__Records for the exercise__:

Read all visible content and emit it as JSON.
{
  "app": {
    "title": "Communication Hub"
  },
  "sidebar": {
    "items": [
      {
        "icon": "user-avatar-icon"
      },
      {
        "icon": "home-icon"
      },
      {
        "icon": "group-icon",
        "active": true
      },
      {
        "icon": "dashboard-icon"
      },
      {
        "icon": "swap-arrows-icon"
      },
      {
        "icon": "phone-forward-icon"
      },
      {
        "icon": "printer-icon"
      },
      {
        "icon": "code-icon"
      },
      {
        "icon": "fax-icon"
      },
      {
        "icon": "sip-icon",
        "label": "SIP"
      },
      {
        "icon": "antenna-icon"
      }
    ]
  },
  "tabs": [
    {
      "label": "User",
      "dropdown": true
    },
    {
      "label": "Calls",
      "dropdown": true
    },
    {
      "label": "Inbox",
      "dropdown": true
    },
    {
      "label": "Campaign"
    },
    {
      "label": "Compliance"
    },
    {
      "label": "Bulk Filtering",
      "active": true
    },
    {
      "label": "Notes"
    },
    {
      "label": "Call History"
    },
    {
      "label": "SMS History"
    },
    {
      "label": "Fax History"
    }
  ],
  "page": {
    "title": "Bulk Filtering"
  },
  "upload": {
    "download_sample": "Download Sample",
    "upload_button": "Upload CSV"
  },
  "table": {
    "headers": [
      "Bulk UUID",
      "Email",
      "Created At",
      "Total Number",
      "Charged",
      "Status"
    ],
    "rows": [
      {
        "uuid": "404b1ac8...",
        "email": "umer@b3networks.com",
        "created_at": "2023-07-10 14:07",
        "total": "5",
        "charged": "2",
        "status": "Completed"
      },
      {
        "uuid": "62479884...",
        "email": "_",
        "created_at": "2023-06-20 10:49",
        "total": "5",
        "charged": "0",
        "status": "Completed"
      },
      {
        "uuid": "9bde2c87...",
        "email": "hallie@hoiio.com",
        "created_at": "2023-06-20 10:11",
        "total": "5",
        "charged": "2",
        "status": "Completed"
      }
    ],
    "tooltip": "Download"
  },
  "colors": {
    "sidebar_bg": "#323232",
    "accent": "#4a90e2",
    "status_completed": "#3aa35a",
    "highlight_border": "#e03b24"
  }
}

__Stated goal__: Go through the listing and copy all of it exactly.

__Solution to this problem__:
Read all visible content and emit it as JSON.
{
  "app": {
    "title": "Communication Hub"
  },
  "sidebar": {
    "items": [
      {
        "icon": "user-avatar-icon"
      },
      {
        "icon": "home-icon"
      },
      {
        "icon": "group-icon",
        "active": true
      },
      {
        "icon": "dashboard-icon"
      },
      {
        "icon": "swap-arrows-icon"
      },
      {
        "icon": "phone-forward-icon"
      },
      {
        "icon": "printer-icon"
      },
      {
        "icon": "code-icon"
      },
      {
        "icon": "fax-icon"
      },
      {
        "icon": "sip-icon",
        "label": "SIP"
      },
      {
        "icon": "antenna-icon"
      }
    ]
  },
  "tabs": [
    {
      "label": "User",
      "dropdown": true
    },
    {
      "label": "Calls",
      "dropdown": true
    },
    {
      "label": "Inbox",
      "dropdown": true
    },
    {
      "label": "Campaign"
    },
    {
      "label": "Compliance"
    },
    {
      "label": "Bulk Filtering",
      "active": true
    },
    {
      "label": "Notes"
    },
    {
      "label": "Call History"
    },
    {
      "label": "SMS History"
    },
    {
      "label": "Fax History"
    }
  ],
  "page": {
    "title": "Bulk Filtering"
  },
  "upload": {
    "download_sample": "Download Sample",
    "upload_button": "Upload CSV"
  },
  "table": {
    "headers": [
      "Bulk UUID",
      "Email",
      "Created At",
      "Total Number",
      "Charged",
      "Status"
    ],
    "rows": [
      {
        "uuid": "404b1ac8...",
        "email": "umer@b3networks.com",
        "created_at": "2023-07-10 14:07",
        "total": "5",
        "charged": "2",
        "status": "Completed"
      },
      {
        "uuid": "62479884...",
        "email": "_",
        "created_at": "2023-06-20 10:49",
        "total": "5",
        "charged": "0",
        "status": "Completed"
      },
      {
        "uuid": "9bde2c87...",
        "email": "hallie@hoiio.com",
        "created_at": "2023-06-20 10:11",
        "total": "5",
        "charged": "2",
        "status": "Completed"
      }
    ],
    "tooltip": "Download"
  },
  "colors": {
    "sidebar_bg": "#323232",
    "accent": "#4a90e2",
    "status_completed": "#3aa35a",
    "highlight_border": "#e03b24"
  }
}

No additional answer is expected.